• [PROMPT] Set each record down exactly, excluding all images.

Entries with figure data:
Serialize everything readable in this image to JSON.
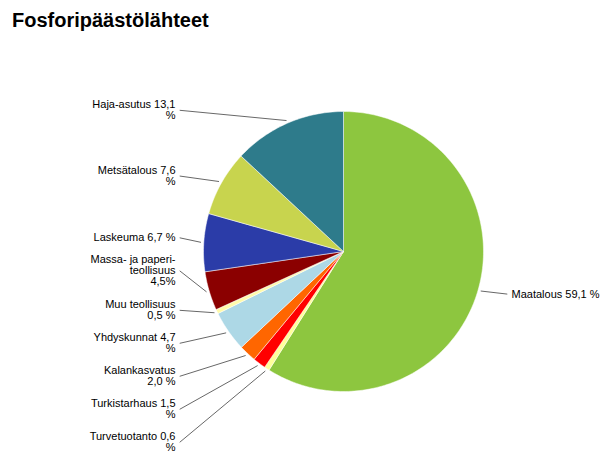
{
  "chart_data": {
    "type": "pie",
    "title": "Fosforipäästölähteet",
    "categories": [
      "Maatalous 59,1 %",
      "Turvetuotanto 0,6\n%",
      "Turkistarhaus 1,5\n%",
      "Kalankasvatus\n2,0 %",
      "Yhdyskunnat 4,7\n%",
      "Muu teollisuus\n0,5 %",
      "Massa- ja paperi-\nteollisuus\n4,5%",
      "Laskeuma 6,7 %",
      "Metsätalous 7,6\n%",
      "Haja-asutus 13,1\n%"
    ],
    "values": [
      59.1,
      0.6,
      1.5,
      2.0,
      4.7,
      0.5,
      4.5,
      6.7,
      7.6,
      13.1
    ],
    "colors": [
      "#8DC63F",
      "#FFFF99",
      "#FF0000",
      "#FF6600",
      "#ADD8E6",
      "#FFFAAA",
      "#8B0000",
      "#2B3CA8",
      "#C8D44E",
      "#2E7B8B"
    ]
  }
}
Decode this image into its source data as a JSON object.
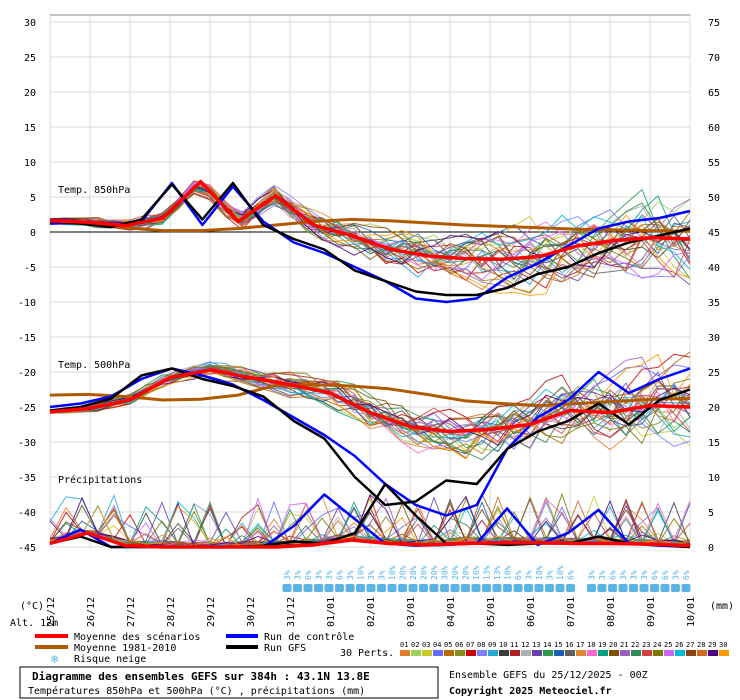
{
  "chart_data": {
    "type": "line",
    "title": "Diagramme des ensembles GEFS sur 384h : 43.1N 13.8E",
    "subtitle": "Températures 850hPa et 500hPa (°C) , précipitations (mm)",
    "run_info": "Ensemble GEFS du 25/12/2025 - 00Z",
    "copyright": "Copyright 2025 Meteociel.fr",
    "altitude": "Alt. 12m",
    "left_axis_unit": "(°C)",
    "right_axis_unit": "(mm)",
    "ylim": [
      -45,
      30
    ],
    "left_ticks": [
      30,
      25,
      20,
      15,
      10,
      5,
      0,
      -5,
      -10,
      -15,
      -20,
      -25,
      -30,
      -35,
      -40,
      -45
    ],
    "right_ticks": [
      75,
      70,
      65,
      60,
      55,
      50,
      45,
      40,
      35,
      30,
      25,
      20,
      15,
      10,
      5,
      0
    ],
    "x_labels": [
      "25/12",
      "26/12",
      "27/12",
      "28/12",
      "29/12",
      "30/12",
      "31/12",
      "01/01",
      "02/01",
      "03/01",
      "04/01",
      "05/01",
      "06/01",
      "07/01",
      "08/01",
      "09/01",
      "10/01"
    ],
    "panel_labels": [
      "Temp. 850hPa",
      "Temp. 500hPa",
      "Précipitations"
    ],
    "series": [
      {
        "name": "Moyenne des scénarios",
        "t850": [
          1.6,
          1.4,
          0.9,
          2.0,
          7.2,
          1.5,
          5.2,
          1.0,
          -0.5,
          -2.4,
          -3.4,
          -3.8,
          -3.9,
          -3.5,
          -2.0,
          -1.2,
          -0.8,
          -1.0
        ],
        "t500": [
          -25.7,
          -25.2,
          -24.0,
          -20.8,
          -19.7,
          -20.8,
          -21.8,
          -23.0,
          -25.8,
          -27.8,
          -28.5,
          -28.2,
          -27.5,
          -25.5,
          -25.8,
          -24.8,
          -25.0
        ],
        "precip": [
          0.5,
          2.0,
          0.2,
          0,
          0,
          0,
          0,
          0.3,
          1.0,
          0.5,
          0.3,
          0.5,
          0.6,
          0.6,
          0.5,
          0.5,
          0.4,
          0.2
        ]
      },
      {
        "name": "Moyenne 1981-2010",
        "t850": [
          1.5,
          1.2,
          0.6,
          0.2,
          0.2,
          0.5,
          1.0,
          1.5,
          1.8,
          1.6,
          1.3,
          1.0,
          0.8,
          0.6,
          0.4,
          0.3,
          0.2,
          0.1
        ],
        "t500": [
          -23.3,
          -23.2,
          -23.5,
          -24.0,
          -23.9,
          -23.3,
          -21.9,
          -21.8,
          -22.0,
          -22.4,
          -23.2,
          -24.1,
          -24.5,
          -24.8,
          -24.5,
          -24.2,
          -23.9,
          -23.8
        ]
      },
      {
        "name": "Run de contrôle",
        "t850": [
          1.2,
          1.3,
          0.9,
          1.5,
          7.0,
          1.0,
          6.5,
          1.5,
          -1.5,
          -3.0,
          -5.0,
          -7.0,
          -9.5,
          -10.0,
          -9.5,
          -6.5,
          -4.5,
          -2.0,
          0.5,
          1.5,
          2.0,
          3.0
        ],
        "t500": [
          -25.0,
          -24.5,
          -23.5,
          -21.0,
          -19.5,
          -20.5,
          -21.8,
          -24.0,
          -26.5,
          -29.0,
          -32.0,
          -36.0,
          -39.0,
          -40.5,
          -39.0,
          -31.0,
          -26.5,
          -24.0,
          -20.0,
          -23.0,
          -21.0,
          -19.5
        ],
        "precip": [
          0.5,
          2.5,
          0,
          0,
          0,
          0,
          0,
          0,
          3.0,
          7.5,
          4.0,
          0.5,
          0.2,
          0.3,
          0.5,
          5.5,
          0.3,
          2.0,
          5.3,
          0.5,
          0.2,
          0
        ]
      },
      {
        "name": "Run GFS",
        "t850": [
          1.5,
          1.2,
          0.7,
          1.8,
          6.8,
          1.8,
          7.0,
          1.0,
          -1.0,
          -2.5,
          -5.5,
          -7.0,
          -8.5,
          -9.0,
          -9.0,
          -8.0,
          -6.0,
          -5.0,
          -3.0,
          -1.5,
          -0.5,
          0.5
        ],
        "t500": [
          -25.5,
          -25.0,
          -23.8,
          -20.5,
          -19.5,
          -21.0,
          -22.0,
          -23.5,
          -27.0,
          -29.5,
          -35.0,
          -39.0,
          -38.5,
          -35.5,
          -36.0,
          -31.0,
          -28.5,
          -27.0,
          -24.5,
          -27.5,
          -24.0,
          -22.5
        ],
        "precip": [
          0.5,
          1.5,
          0,
          0,
          0,
          0,
          0,
          0.2,
          0.8,
          0.5,
          2.0,
          9.0,
          4.5,
          0.5,
          0.5,
          0.3,
          0.5,
          0.5,
          1.5,
          0.5,
          0.3,
          0
        ]
      }
    ],
    "members_label": "30 Perts.",
    "member_ids": [
      "01",
      "02",
      "03",
      "04",
      "05",
      "06",
      "07",
      "08",
      "09",
      "10",
      "11",
      "12",
      "13",
      "14",
      "15",
      "16",
      "17",
      "18",
      "19",
      "20",
      "21",
      "22",
      "23",
      "24",
      "25",
      "26",
      "27",
      "28",
      "29",
      "30"
    ],
    "member_colors": [
      "#e27d2e",
      "#9fd15a",
      "#c9c92e",
      "#6a6aff",
      "#b56b00",
      "#8a8a20",
      "#cc0000",
      "#8080ff",
      "#2aa6d6",
      "#3b3b3b",
      "#b02020",
      "#b0b0b0",
      "#6b3fb0",
      "#2b9a4a",
      "#1a5fb4",
      "#606060",
      "#db8a2e",
      "#ff66cc",
      "#00a080",
      "#805000",
      "#a060c0",
      "#2e8b57",
      "#d04040",
      "#7a7a00",
      "#cc66ff",
      "#00bcd4",
      "#8b4513",
      "#d2691e",
      "#4b0082",
      "#ff9900"
    ],
    "snow_risk_label": "Risque neige",
    "snow_risk": [
      "3%",
      "3%",
      "6%",
      "3%",
      "3%",
      "6%",
      "3%",
      "10%",
      "3%",
      "3%",
      "10%",
      "20%",
      "20%",
      "20%",
      "20%",
      "30%",
      "20%",
      "20%",
      "16%",
      "13%",
      "13%",
      "10%",
      "6%",
      "3%",
      "10%",
      "3%",
      "10%",
      "6%",
      "",
      "3%",
      "3%",
      "6%",
      "3%",
      "3%",
      "3%",
      "6%",
      "6%",
      "3%",
      "6%"
    ]
  },
  "colors": {
    "mean": "#ff0000",
    "climate": "#b05a00",
    "control": "#0000ff",
    "gfs": "#000000",
    "snow": "#5ab4e6",
    "grid": "#d8d8d8",
    "zero_line": "#000000"
  }
}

• [COMPLETE ANSWER]
Serialize everything readable in this image to JSON.
{
  "chart_data": {
    "type": "pie",
    "title": "Fosforipäästölähteet",
    "categories": [
      "Maatalous 59,1 %",
      "Turvetuotanto 0,6\n%",
      "Turkistarhaus 1,5\n%",
      "Kalankasvatus\n2,0 %",
      "Yhdyskunnat 4,7\n%",
      "Muu teollisuus\n0,5 %",
      "Massa- ja paperi-\nteollisuus\n4,5%",
      "Laskeuma 6,7 %",
      "Metsätalous 7,6\n%",
      "Haja-asutus 13,1\n%"
    ],
    "values": [
      59.1,
      0.6,
      1.5,
      2.0,
      4.7,
      0.5,
      4.5,
      6.7,
      7.6,
      13.1
    ],
    "colors": [
      "#8DC63F",
      "#FFFF99",
      "#FF0000",
      "#FF6600",
      "#ADD8E6",
      "#FFFAAA",
      "#8B0000",
      "#2B3CA8",
      "#C8D44E",
      "#2E7B8B"
    ]
  }
}
Decode this image into its source data as a JSON object.
{
  "chart_data": {
    "type": "line",
    "title": "Diagramme des ensembles GEFS sur 384h : 43.1N 13.8E",
    "subtitle": "Températures 850hPa et 500hPa (°C) , précipitations (mm)",
    "run_info": "Ensemble GEFS du 25/12/2025 - 00Z",
    "copyright": "Copyright 2025 Meteociel.fr",
    "altitude": "Alt. 12m",
    "left_axis_unit": "(°C)",
    "right_axis_unit": "(mm)",
    "ylim": [
      -45,
      30
    ],
    "left_ticks": [
      30,
      25,
      20,
      15,
      10,
      5,
      0,
      -5,
      -10,
      -15,
      -20,
      -25,
      -30,
      -35,
      -40,
      -45
    ],
    "right_ticks": [
      75,
      70,
      65,
      60,
      55,
      50,
      45,
      40,
      35,
      30,
      25,
      20,
      15,
      10,
      5,
      0
    ],
    "x_labels": [
      "25/12",
      "26/12",
      "27/12",
      "28/12",
      "29/12",
      "30/12",
      "31/12",
      "01/01",
      "02/01",
      "03/01",
      "04/01",
      "05/01",
      "06/01",
      "07/01",
      "08/01",
      "09/01",
      "10/01"
    ],
    "panel_labels": [
      "Temp. 850hPa",
      "Temp. 500hPa",
      "Précipitations"
    ],
    "series": [
      {
        "name": "Moyenne des scénarios",
        "t850": [
          1.6,
          1.4,
          0.9,
          2.0,
          7.2,
          1.5,
          5.2,
          1.0,
          -0.5,
          -2.4,
          -3.4,
          -3.8,
          -3.9,
          -3.5,
          -2.0,
          -1.2,
          -0.8,
          -1.0
        ],
        "t500": [
          -25.7,
          -25.2,
          -24.0,
          -20.8,
          -19.7,
          -20.8,
          -21.8,
          -23.0,
          -25.8,
          -27.8,
          -28.5,
          -28.2,
          -27.5,
          -25.5,
          -25.8,
          -24.8,
          -25.0
        ],
        "precip": [
          0.5,
          2.0,
          0.2,
          0,
          0,
          0,
          0,
          0.3,
          1.0,
          0.5,
          0.3,
          0.5,
          0.6,
          0.6,
          0.5,
          0.5,
          0.4,
          0.2
        ]
      },
      {
        "name": "Moyenne 1981-2010",
        "t850": [
          1.5,
          1.2,
          0.6,
          0.2,
          0.2,
          0.5,
          1.0,
          1.5,
          1.8,
          1.6,
          1.3,
          1.0,
          0.8,
          0.6,
          0.4,
          0.3,
          0.2,
          0.1
        ],
        "t500": [
          -23.3,
          -23.2,
          -23.5,
          -24.0,
          -23.9,
          -23.3,
          -21.9,
          -21.8,
          -22.0,
          -22.4,
          -23.2,
          -24.1,
          -24.5,
          -24.8,
          -24.5,
          -24.2,
          -23.9,
          -23.8
        ]
      },
      {
        "name": "Run de contrôle",
        "t850": [
          1.2,
          1.3,
          0.9,
          1.5,
          7.0,
          1.0,
          6.5,
          1.5,
          -1.5,
          -3.0,
          -5.0,
          -7.0,
          -9.5,
          -10.0,
          -9.5,
          -6.5,
          -4.5,
          -2.0,
          0.5,
          1.5,
          2.0,
          3.0
        ],
        "t500": [
          -25.0,
          -24.5,
          -23.5,
          -21.0,
          -19.5,
          -20.5,
          -21.8,
          -24.0,
          -26.5,
          -29.0,
          -32.0,
          -36.0,
          -39.0,
          -40.5,
          -39.0,
          -31.0,
          -26.5,
          -24.0,
          -20.0,
          -23.0,
          -21.0,
          -19.5
        ],
        "precip": [
          0.5,
          2.5,
          0,
          0,
          0,
          0,
          0,
          0,
          3.0,
          7.5,
          4.0,
          0.5,
          0.2,
          0.3,
          0.5,
          5.5,
          0.3,
          2.0,
          5.3,
          0.5,
          0.2,
          0
        ]
      },
      {
        "name": "Run GFS",
        "t850": [
          1.5,
          1.2,
          0.7,
          1.8,
          6.8,
          1.8,
          7.0,
          1.0,
          -1.0,
          -2.5,
          -5.5,
          -7.0,
          -8.5,
          -9.0,
          -9.0,
          -8.0,
          -6.0,
          -5.0,
          -3.0,
          -1.5,
          -0.5,
          0.5
        ],
        "t500": [
          -25.5,
          -25.0,
          -23.8,
          -20.5,
          -19.5,
          -21.0,
          -22.0,
          -23.5,
          -27.0,
          -29.5,
          -35.0,
          -39.0,
          -38.5,
          -35.5,
          -36.0,
          -31.0,
          -28.5,
          -27.0,
          -24.5,
          -27.5,
          -24.0,
          -22.5
        ],
        "precip": [
          0.5,
          1.5,
          0,
          0,
          0,
          0,
          0,
          0.2,
          0.8,
          0.5,
          2.0,
          9.0,
          4.5,
          0.5,
          0.5,
          0.3,
          0.5,
          0.5,
          1.5,
          0.5,
          0.3,
          0
        ]
      }
    ],
    "members_label": "30 Perts.",
    "member_ids": [
      "01",
      "02",
      "03",
      "04",
      "05",
      "06",
      "07",
      "08",
      "09",
      "10",
      "11",
      "12",
      "13",
      "14",
      "15",
      "16",
      "17",
      "18",
      "19",
      "20",
      "21",
      "22",
      "23",
      "24",
      "25",
      "26",
      "27",
      "28",
      "29",
      "30"
    ],
    "member_colors": [
      "#e27d2e",
      "#9fd15a",
      "#c9c92e",
      "#6a6aff",
      "#b56b00",
      "#8a8a20",
      "#cc0000",
      "#8080ff",
      "#2aa6d6",
      "#3b3b3b",
      "#b02020",
      "#b0b0b0",
      "#6b3fb0",
      "#2b9a4a",
      "#1a5fb4",
      "#606060",
      "#db8a2e",
      "#ff66cc",
      "#00a080",
      "#805000",
      "#a060c0",
      "#2e8b57",
      "#d04040",
      "#7a7a00",
      "#cc66ff",
      "#00bcd4",
      "#8b4513",
      "#d2691e",
      "#4b0082",
      "#ff9900"
    ],
    "snow_risk_label": "Risque neige",
    "snow_risk": [
      "3%",
      "3%",
      "6%",
      "3%",
      "3%",
      "6%",
      "3%",
      "10%",
      "3%",
      "3%",
      "10%",
      "20%",
      "20%",
      "20%",
      "20%",
      "30%",
      "20%",
      "20%",
      "16%",
      "13%",
      "13%",
      "10%",
      "6%",
      "3%",
      "10%",
      "3%",
      "10%",
      "6%",
      "",
      "3%",
      "3%",
      "6%",
      "3%",
      "3%",
      "3%",
      "6%",
      "6%",
      "3%",
      "6%"
    ]
  },
  "colors": {
    "mean": "#ff0000",
    "climate": "#b05a00",
    "control": "#0000ff",
    "gfs": "#000000",
    "snow": "#5ab4e6",
    "grid": "#d8d8d8",
    "zero_line": "#000000"
  }
}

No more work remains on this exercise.